— Start —
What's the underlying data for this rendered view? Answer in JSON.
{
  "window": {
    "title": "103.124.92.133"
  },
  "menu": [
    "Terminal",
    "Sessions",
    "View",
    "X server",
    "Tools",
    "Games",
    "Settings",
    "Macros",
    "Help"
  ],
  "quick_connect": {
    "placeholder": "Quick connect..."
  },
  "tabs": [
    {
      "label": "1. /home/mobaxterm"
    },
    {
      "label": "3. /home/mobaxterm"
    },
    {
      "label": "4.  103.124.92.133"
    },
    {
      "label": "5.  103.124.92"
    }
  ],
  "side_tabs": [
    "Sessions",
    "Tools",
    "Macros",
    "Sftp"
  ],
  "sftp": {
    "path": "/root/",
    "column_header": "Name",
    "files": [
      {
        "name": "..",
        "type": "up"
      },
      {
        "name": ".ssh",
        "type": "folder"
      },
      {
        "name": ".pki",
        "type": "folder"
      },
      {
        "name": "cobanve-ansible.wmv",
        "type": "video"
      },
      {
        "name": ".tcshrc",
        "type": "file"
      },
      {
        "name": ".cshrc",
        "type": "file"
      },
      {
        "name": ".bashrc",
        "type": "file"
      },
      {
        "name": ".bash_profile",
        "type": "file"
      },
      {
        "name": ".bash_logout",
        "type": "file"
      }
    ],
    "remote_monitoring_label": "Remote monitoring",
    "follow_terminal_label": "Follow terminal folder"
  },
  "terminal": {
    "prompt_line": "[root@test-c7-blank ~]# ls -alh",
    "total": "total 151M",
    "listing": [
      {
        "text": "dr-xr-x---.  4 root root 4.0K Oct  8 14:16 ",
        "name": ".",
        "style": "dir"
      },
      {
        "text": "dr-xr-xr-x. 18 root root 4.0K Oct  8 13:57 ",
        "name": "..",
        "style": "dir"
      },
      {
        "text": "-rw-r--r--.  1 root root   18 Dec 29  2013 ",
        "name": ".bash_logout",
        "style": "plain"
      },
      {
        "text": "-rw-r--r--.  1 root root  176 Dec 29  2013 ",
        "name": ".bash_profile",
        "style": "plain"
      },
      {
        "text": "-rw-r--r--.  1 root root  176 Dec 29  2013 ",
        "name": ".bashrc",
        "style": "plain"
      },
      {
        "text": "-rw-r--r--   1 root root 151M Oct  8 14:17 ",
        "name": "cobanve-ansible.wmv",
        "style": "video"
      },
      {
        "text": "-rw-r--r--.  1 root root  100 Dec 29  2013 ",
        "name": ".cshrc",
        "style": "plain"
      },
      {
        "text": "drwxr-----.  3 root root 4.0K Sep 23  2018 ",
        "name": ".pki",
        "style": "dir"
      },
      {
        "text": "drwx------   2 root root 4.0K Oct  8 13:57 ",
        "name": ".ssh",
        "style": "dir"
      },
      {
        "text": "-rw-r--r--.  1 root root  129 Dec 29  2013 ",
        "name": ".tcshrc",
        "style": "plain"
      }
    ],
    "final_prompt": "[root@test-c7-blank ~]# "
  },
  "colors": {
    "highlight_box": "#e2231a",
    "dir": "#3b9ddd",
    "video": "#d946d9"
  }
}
— End —
The lines above should be duplicated exactly.

• _Finished exercise_
What's the underlying data for this rendered view? Answer in JSON.
{
  "window": {
    "title": "103.124.92.133"
  },
  "menu": [
    "Terminal",
    "Sessions",
    "View",
    "X server",
    "Tools",
    "Games",
    "Settings",
    "Macros",
    "Help"
  ],
  "quick_connect": {
    "placeholder": "Quick connect..."
  },
  "tabs": [
    {
      "label": "1. /home/mobaxterm"
    },
    {
      "label": "3. /home/mobaxterm"
    },
    {
      "label": "4.  103.124.92.133"
    },
    {
      "label": "5.  103.124.92"
    }
  ],
  "side_tabs": [
    "Sessions",
    "Tools",
    "Macros",
    "Sftp"
  ],
  "sftp": {
    "path": "/root/",
    "column_header": "Name",
    "files": [
      {
        "name": "..",
        "type": "up"
      },
      {
        "name": ".ssh",
        "type": "folder"
      },
      {
        "name": ".pki",
        "type": "folder"
      },
      {
        "name": "cobanve-ansible.wmv",
        "type": "video"
      },
      {
        "name": ".tcshrc",
        "type": "file"
      },
      {
        "name": ".cshrc",
        "type": "file"
      },
      {
        "name": ".bashrc",
        "type": "file"
      },
      {
        "name": ".bash_profile",
        "type": "file"
      },
      {
        "name": ".bash_logout",
        "type": "file"
      }
    ],
    "remote_monitoring_label": "Remote monitoring",
    "follow_terminal_label": "Follow terminal folder"
  },
  "terminal": {
    "prompt_line": "[root@test-c7-blank ~]# ls -alh",
    "total": "total 151M",
    "listing": [
      {
        "text": "dr-xr-x---.  4 root root 4.0K Oct  8 14:16 ",
        "name": ".",
        "style": "dir"
      },
      {
        "text": "dr-xr-xr-x. 18 root root 4.0K Oct  8 13:57 ",
        "name": "..",
        "style": "dir"
      },
      {
        "text": "-rw-r--r--.  1 root root   18 Dec 29  2013 ",
        "name": ".bash_logout",
        "style": "plain"
      },
      {
        "text": "-rw-r--r--.  1 root root  176 Dec 29  2013 ",
        "name": ".bash_profile",
        "style": "plain"
      },
      {
        "text": "-rw-r--r--.  1 root root  176 Dec 29  2013 ",
        "name": ".bashrc",
        "style": "plain"
      },
      {
        "text": "-rw-r--r--   1 root root 151M Oct  8 14:17 ",
        "name": "cobanve-ansible.wmv",
        "style": "video"
      },
      {
        "text": "-rw-r--r--.  1 root root  100 Dec 29  2013 ",
        "name": ".cshrc",
        "style": "plain"
      },
      {
        "text": "drwxr-----.  3 root root 4.0K Sep 23  2018 ",
        "name": ".pki",
        "style": "dir"
      },
      {
        "text": "drwx------   2 root root 4.0K Oct  8 13:57 ",
        "name": ".ssh",
        "style": "dir"
      },
      {
        "text": "-rw-r--r--.  1 root root  129 Dec 29  2013 ",
        "name": ".tcshrc",
        "style": "plain"
      }
    ],
    "final_prompt": "[root@test-c7-blank ~]# "
  },
  "colors": {
    "highlight_box": "#e2231a",
    "dir": "#3b9ddd",
    "video": "#d946d9"
  }
}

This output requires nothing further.